EXERCISE BRIEF: Tell how many lines carry the word "image"; the reply is the number and nothing else.

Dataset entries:
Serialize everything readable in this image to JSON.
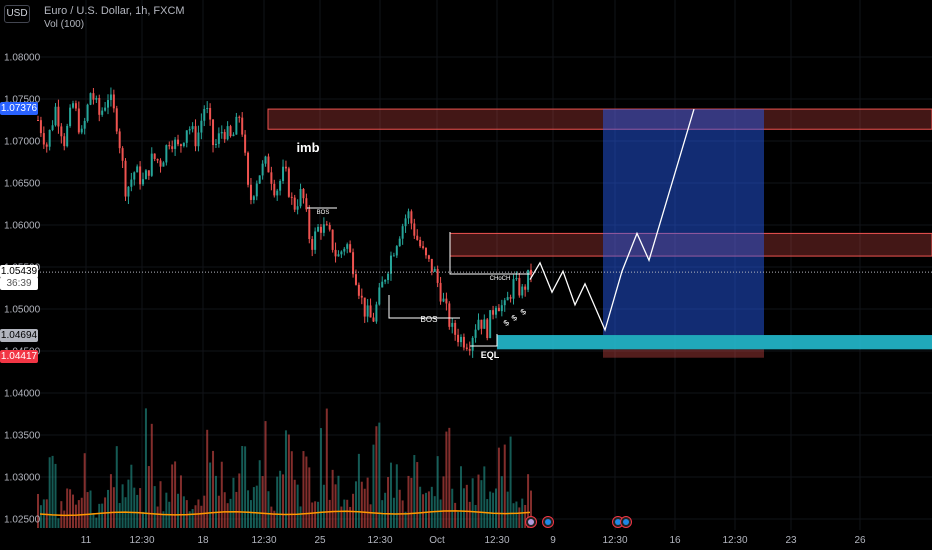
{
  "header": {
    "currency_label": "USD",
    "symbol_line": "Euro / U.S. Dollar, 1h, FXCM",
    "indicator_line": "Vol (100)"
  },
  "price_tags": {
    "top_zone": "1.07376",
    "current_price": "1.05439",
    "countdown": "36:39",
    "lower_zone": "1.04694",
    "stop_level": "1.04417"
  },
  "colors": {
    "background": "#000000",
    "up_candle": "#26a69a",
    "down_candle": "#ef5350",
    "supply_zone": "#ef5350",
    "target_box": "#2962ff",
    "demand_zone": "#26c6da",
    "projection": "#ffffff",
    "volume_ma": "#ff9800"
  },
  "chart_data": {
    "type": "candlestick",
    "y_ticks": [
      "1.08000",
      "1.07500",
      "1.07000",
      "1.06500",
      "1.06000",
      "1.05500",
      "1.05000",
      "1.04500",
      "1.04000",
      "1.03500",
      "1.03000",
      "1.02500"
    ],
    "y_range": [
      1.0235,
      1.0835
    ],
    "x_ticks": [
      "11",
      "12:30",
      "18",
      "12:30",
      "25",
      "12:30",
      "Oct",
      "12:30",
      "9",
      "12:30",
      "16",
      "12:30",
      "23",
      "26"
    ],
    "price_path": [
      1.0725,
      1.0695,
      1.074,
      1.07,
      1.0745,
      1.0705,
      1.076,
      1.073,
      1.0755,
      1.072,
      1.064,
      1.0665,
      1.065,
      1.068,
      1.0675,
      1.0705,
      1.069,
      1.072,
      1.07,
      1.0745,
      1.069,
      1.0715,
      1.07,
      1.0735,
      1.0625,
      1.066,
      1.0675,
      1.064,
      1.0665,
      1.062,
      1.064,
      1.0575,
      1.06,
      1.059,
      1.056,
      1.058,
      1.0545,
      1.05,
      1.0485,
      1.0525,
      1.056,
      1.059,
      1.0615,
      1.0585,
      1.056,
      1.0545,
      1.051,
      1.0475,
      1.0465,
      1.046,
      1.049,
      1.0475,
      1.051,
      1.05,
      1.053,
      1.052,
      1.0545
    ],
    "volume_path": [
      3,
      6,
      2,
      5,
      4,
      7,
      2,
      3,
      8,
      4,
      5,
      3,
      9,
      4,
      3,
      6,
      5,
      2,
      4,
      10,
      5,
      3,
      6,
      7,
      4,
      11,
      3,
      5,
      8,
      4,
      6,
      3,
      9,
      5,
      4,
      3,
      7,
      5,
      12,
      4,
      6,
      3,
      8,
      5,
      4,
      6,
      9,
      3,
      5,
      4,
      7,
      3,
      6,
      8,
      4,
      5,
      3
    ],
    "annotations": {
      "imb": "imb",
      "bos_small": "BOS",
      "bos": "BOS",
      "choch": "CHoCH",
      "eql": "EQL",
      "liquidity_marks": [
        "$",
        "$",
        "$"
      ]
    },
    "zones": {
      "top_supply": [
        1.0714,
        1.0738
      ],
      "mid_supply": [
        1.0563,
        1.059
      ],
      "target_box": [
        1.0469,
        1.0738
      ],
      "demand": [
        1.0452,
        1.0469
      ],
      "stop_box": [
        1.0442,
        1.0452
      ]
    },
    "projection_path": [
      1.0535,
      1.0555,
      1.052,
      1.0545,
      1.0505,
      1.053,
      1.0475,
      1.0545,
      1.059,
      1.0558,
      1.0738
    ]
  }
}
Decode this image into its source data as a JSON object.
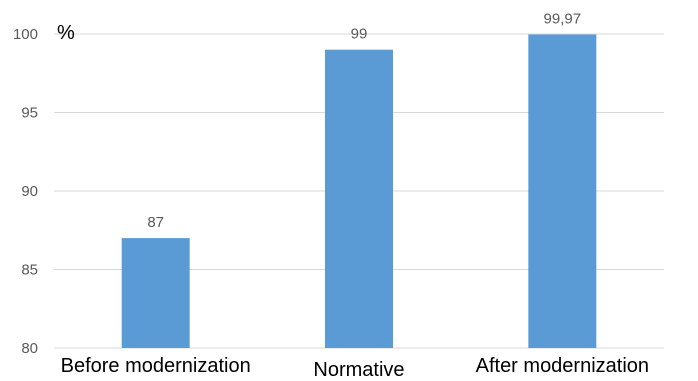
{
  "chart_data": {
    "type": "bar",
    "categories": [
      "Before modernization",
      "Normative",
      "After modernization"
    ],
    "values": [
      87,
      99,
      99.97
    ],
    "data_labels": [
      "87",
      "99",
      "99,97"
    ],
    "ylabel": "%",
    "ylim": [
      80,
      100
    ],
    "yticks": [
      80,
      85,
      90,
      95,
      100
    ],
    "ytick_labels": [
      "80",
      "85",
      "90",
      "95",
      "100"
    ],
    "grid": true,
    "legend": "none",
    "bar_color": "#5b9bd5"
  }
}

RESULT FOR THIS TASK: 2